◆ Material shown ◆
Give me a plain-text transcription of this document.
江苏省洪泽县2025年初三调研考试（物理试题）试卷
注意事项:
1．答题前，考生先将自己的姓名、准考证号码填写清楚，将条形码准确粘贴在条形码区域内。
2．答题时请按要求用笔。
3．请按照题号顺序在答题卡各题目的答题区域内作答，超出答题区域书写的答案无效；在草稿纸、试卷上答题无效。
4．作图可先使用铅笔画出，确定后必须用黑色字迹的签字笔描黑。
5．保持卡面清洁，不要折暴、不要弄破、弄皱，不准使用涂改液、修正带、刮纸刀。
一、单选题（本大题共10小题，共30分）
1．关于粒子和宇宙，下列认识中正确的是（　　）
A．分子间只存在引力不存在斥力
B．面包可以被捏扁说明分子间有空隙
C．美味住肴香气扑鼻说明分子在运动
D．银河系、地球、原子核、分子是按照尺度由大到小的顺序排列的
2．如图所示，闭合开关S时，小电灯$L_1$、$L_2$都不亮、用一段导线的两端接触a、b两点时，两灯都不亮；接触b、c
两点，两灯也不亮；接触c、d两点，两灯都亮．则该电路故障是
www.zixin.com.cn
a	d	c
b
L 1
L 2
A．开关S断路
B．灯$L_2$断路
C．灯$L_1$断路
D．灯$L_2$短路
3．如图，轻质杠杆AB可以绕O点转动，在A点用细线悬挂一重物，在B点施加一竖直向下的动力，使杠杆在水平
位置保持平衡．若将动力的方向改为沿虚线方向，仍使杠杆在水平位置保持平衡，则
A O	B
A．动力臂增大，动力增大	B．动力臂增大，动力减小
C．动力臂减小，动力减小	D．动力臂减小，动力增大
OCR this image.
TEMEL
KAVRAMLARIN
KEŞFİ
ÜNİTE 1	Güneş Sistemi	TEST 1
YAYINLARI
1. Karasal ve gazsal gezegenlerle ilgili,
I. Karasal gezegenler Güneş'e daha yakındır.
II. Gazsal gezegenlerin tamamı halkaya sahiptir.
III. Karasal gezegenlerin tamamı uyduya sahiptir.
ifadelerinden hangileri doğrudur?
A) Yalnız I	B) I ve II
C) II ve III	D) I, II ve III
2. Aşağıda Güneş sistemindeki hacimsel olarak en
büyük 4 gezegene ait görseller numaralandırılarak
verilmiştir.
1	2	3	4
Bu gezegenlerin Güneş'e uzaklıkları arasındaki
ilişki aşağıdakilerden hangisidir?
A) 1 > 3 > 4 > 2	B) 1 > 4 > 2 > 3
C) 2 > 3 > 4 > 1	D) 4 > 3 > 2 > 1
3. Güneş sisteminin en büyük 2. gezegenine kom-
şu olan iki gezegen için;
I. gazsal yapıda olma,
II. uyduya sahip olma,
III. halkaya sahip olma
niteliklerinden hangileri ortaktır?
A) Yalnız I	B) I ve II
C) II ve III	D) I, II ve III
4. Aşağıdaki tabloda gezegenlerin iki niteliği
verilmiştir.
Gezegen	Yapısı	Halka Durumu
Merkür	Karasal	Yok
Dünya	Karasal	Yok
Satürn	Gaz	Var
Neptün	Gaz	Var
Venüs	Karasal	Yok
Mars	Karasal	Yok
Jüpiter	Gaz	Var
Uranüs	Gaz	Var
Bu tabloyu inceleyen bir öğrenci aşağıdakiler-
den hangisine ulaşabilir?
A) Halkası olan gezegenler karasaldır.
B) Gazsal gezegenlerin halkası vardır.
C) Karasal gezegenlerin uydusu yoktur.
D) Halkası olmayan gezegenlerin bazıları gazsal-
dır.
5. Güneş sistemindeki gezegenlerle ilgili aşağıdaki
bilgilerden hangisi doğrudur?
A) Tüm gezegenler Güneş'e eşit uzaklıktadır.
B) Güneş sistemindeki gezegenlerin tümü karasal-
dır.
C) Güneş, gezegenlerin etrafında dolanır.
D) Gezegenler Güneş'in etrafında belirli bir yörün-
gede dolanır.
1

◆ Work to be completed ◆
Report the number of lines containing the string "etrafında" and add nothing to it.

◆ Reply ◆
2